THE EXERCISE:
Return the listing word for word, as given.

EXERCISE INPUT:
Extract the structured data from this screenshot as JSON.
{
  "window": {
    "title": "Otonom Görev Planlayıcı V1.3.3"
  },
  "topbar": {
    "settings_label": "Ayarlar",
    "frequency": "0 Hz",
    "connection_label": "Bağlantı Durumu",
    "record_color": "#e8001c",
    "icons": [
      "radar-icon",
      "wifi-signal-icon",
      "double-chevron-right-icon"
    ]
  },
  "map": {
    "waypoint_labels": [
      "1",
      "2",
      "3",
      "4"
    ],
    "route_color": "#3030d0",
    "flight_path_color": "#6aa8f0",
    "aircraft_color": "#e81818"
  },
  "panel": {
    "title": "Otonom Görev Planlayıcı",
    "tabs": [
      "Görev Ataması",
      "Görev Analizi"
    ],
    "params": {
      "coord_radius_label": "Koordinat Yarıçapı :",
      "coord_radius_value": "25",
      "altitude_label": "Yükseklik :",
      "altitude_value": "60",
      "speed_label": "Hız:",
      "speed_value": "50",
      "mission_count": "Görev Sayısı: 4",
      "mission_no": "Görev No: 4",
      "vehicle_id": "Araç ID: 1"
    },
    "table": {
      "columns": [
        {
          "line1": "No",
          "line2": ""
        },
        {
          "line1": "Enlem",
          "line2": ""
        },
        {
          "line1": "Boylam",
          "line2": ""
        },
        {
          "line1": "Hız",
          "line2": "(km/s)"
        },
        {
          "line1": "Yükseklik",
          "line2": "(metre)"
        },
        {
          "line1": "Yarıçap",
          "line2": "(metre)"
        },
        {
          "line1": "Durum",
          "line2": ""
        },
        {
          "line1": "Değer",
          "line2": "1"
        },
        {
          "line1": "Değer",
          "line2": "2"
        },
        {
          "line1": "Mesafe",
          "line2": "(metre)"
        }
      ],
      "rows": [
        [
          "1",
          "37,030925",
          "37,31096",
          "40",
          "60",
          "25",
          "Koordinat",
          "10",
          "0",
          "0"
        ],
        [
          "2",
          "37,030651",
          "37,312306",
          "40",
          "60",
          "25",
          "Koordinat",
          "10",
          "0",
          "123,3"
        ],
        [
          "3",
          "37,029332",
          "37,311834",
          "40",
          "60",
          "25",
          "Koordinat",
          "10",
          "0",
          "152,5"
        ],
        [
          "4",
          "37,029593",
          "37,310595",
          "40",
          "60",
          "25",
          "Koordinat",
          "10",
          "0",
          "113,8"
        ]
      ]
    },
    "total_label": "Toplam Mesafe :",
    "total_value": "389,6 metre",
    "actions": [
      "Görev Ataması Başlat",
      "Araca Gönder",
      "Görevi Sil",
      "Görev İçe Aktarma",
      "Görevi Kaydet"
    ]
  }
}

WRITTEN RESPONSE:
Extract the structured data from this screenshot as JSON.
{
  "window": {
    "title": "Otonom Görev Planlayıcı V1.3.3"
  },
  "topbar": {
    "settings_label": "Ayarlar",
    "frequency": "0 Hz",
    "connection_label": "Bağlantı Durumu",
    "record_color": "#e8001c",
    "icons": [
      "radar-icon",
      "wifi-signal-icon",
      "double-chevron-right-icon"
    ]
  },
  "map": {
    "waypoint_labels": [
      "1",
      "2",
      "3",
      "4"
    ],
    "route_color": "#3030d0",
    "flight_path_color": "#6aa8f0",
    "aircraft_color": "#e81818"
  },
  "panel": {
    "title": "Otonom Görev Planlayıcı",
    "tabs": [
      "Görev Ataması",
      "Görev Analizi"
    ],
    "params": {
      "coord_radius_label": "Koordinat Yarıçapı :",
      "coord_radius_value": "25",
      "altitude_label": "Yükseklik :",
      "altitude_value": "60",
      "speed_label": "Hız:",
      "speed_value": "50",
      "mission_count": "Görev Sayısı: 4",
      "mission_no": "Görev No: 4",
      "vehicle_id": "Araç ID: 1"
    },
    "table": {
      "columns": [
        {
          "line1": "No",
          "line2": ""
        },
        {
          "line1": "Enlem",
          "line2": ""
        },
        {
          "line1": "Boylam",
          "line2": ""
        },
        {
          "line1": "Hız",
          "line2": "(km/s)"
        },
        {
          "line1": "Yükseklik",
          "line2": "(metre)"
        },
        {
          "line1": "Yarıçap",
          "line2": "(metre)"
        },
        {
          "line1": "Durum",
          "line2": ""
        },
        {
          "line1": "Değer",
          "line2": "1"
        },
        {
          "line1": "Değer",
          "line2": "2"
        },
        {
          "line1": "Mesafe",
          "line2": "(metre)"
        }
      ],
      "rows": [
        [
          "1",
          "37,030925",
          "37,31096",
          "40",
          "60",
          "25",
          "Koordinat",
          "10",
          "0",
          "0"
        ],
        [
          "2",
          "37,030651",
          "37,312306",
          "40",
          "60",
          "25",
          "Koordinat",
          "10",
          "0",
          "123,3"
        ],
        [
          "3",
          "37,029332",
          "37,311834",
          "40",
          "60",
          "25",
          "Koordinat",
          "10",
          "0",
          "152,5"
        ],
        [
          "4",
          "37,029593",
          "37,310595",
          "40",
          "60",
          "25",
          "Koordinat",
          "10",
          "0",
          "113,8"
        ]
      ]
    },
    "total_label": "Toplam Mesafe :",
    "total_value": "389,6 metre",
    "actions": [
      "Görev Ataması Başlat",
      "Araca Gönder",
      "Görevi Sil",
      "Görev İçe Aktarma",
      "Görevi Kaydet"
    ]
  }
}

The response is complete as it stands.